*** Data to process ***
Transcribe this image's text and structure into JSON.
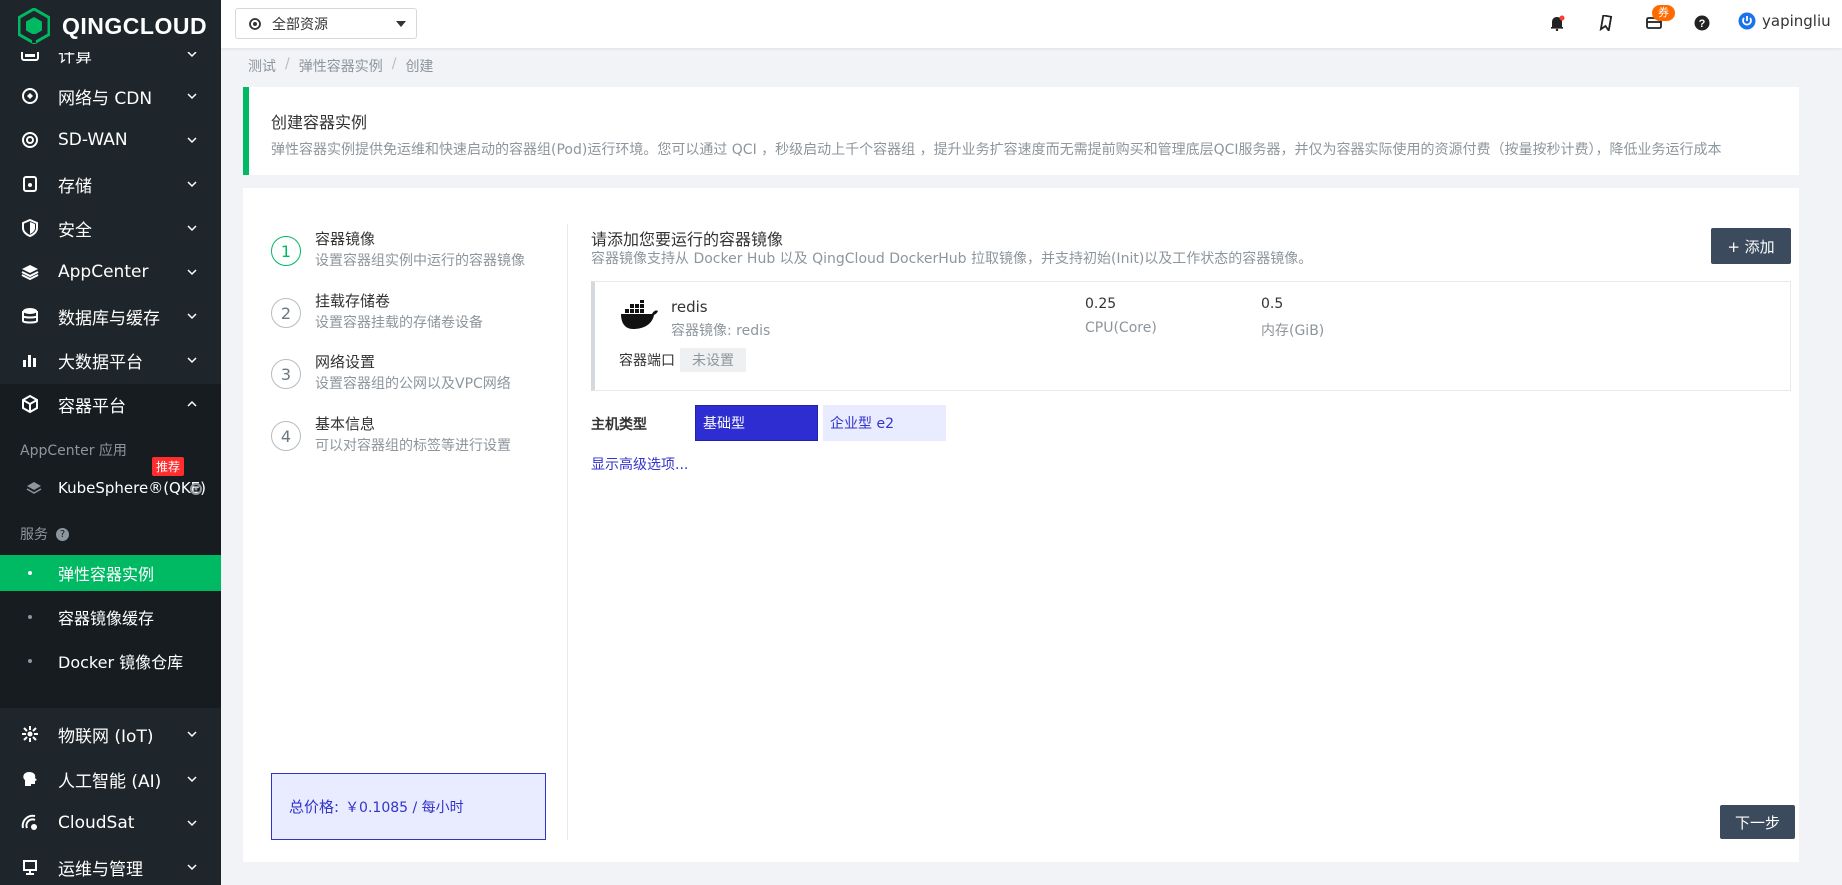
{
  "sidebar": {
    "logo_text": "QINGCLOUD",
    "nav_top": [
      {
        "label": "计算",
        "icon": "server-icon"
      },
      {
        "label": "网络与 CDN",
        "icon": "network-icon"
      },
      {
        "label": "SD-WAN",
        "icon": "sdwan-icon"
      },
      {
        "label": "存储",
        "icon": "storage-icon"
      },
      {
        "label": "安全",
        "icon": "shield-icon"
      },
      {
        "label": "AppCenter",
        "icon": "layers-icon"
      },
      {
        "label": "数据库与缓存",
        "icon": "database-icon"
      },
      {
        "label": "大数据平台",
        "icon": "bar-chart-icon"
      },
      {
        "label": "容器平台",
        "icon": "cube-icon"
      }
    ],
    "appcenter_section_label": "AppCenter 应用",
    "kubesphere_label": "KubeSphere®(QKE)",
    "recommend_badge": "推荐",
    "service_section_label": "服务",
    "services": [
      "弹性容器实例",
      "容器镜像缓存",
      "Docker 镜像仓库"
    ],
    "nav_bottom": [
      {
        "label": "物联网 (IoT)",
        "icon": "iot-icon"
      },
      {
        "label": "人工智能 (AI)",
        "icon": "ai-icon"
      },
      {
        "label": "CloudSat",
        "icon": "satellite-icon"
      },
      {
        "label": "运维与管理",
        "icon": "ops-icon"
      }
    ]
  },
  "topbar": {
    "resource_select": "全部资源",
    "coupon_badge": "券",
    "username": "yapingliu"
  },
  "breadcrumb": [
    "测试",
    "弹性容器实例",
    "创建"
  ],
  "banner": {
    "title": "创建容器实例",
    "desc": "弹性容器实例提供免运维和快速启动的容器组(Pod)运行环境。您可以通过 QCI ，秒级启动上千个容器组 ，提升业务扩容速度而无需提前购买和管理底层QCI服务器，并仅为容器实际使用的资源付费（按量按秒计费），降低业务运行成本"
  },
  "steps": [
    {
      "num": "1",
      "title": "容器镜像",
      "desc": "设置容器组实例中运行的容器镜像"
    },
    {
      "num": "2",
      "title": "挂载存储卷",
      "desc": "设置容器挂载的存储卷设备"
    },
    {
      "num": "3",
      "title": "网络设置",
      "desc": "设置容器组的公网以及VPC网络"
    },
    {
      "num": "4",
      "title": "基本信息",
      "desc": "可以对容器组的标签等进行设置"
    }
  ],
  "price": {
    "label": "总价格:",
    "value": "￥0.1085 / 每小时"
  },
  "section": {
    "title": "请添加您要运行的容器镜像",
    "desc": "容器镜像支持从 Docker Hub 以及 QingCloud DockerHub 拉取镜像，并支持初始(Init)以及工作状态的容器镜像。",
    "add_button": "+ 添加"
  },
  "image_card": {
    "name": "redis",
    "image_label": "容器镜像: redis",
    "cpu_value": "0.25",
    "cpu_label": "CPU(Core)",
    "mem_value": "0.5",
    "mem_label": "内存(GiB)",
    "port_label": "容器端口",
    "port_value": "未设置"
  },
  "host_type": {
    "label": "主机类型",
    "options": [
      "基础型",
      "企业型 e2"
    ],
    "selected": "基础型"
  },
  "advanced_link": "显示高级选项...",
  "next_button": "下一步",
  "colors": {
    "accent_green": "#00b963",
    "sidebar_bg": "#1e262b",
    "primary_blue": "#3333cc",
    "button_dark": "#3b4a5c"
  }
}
***
● **What to produce**
Work out how many lines in the entries hold the string "AppCenter". Your answer should consist solely of that number.

● **Reply to the task**
2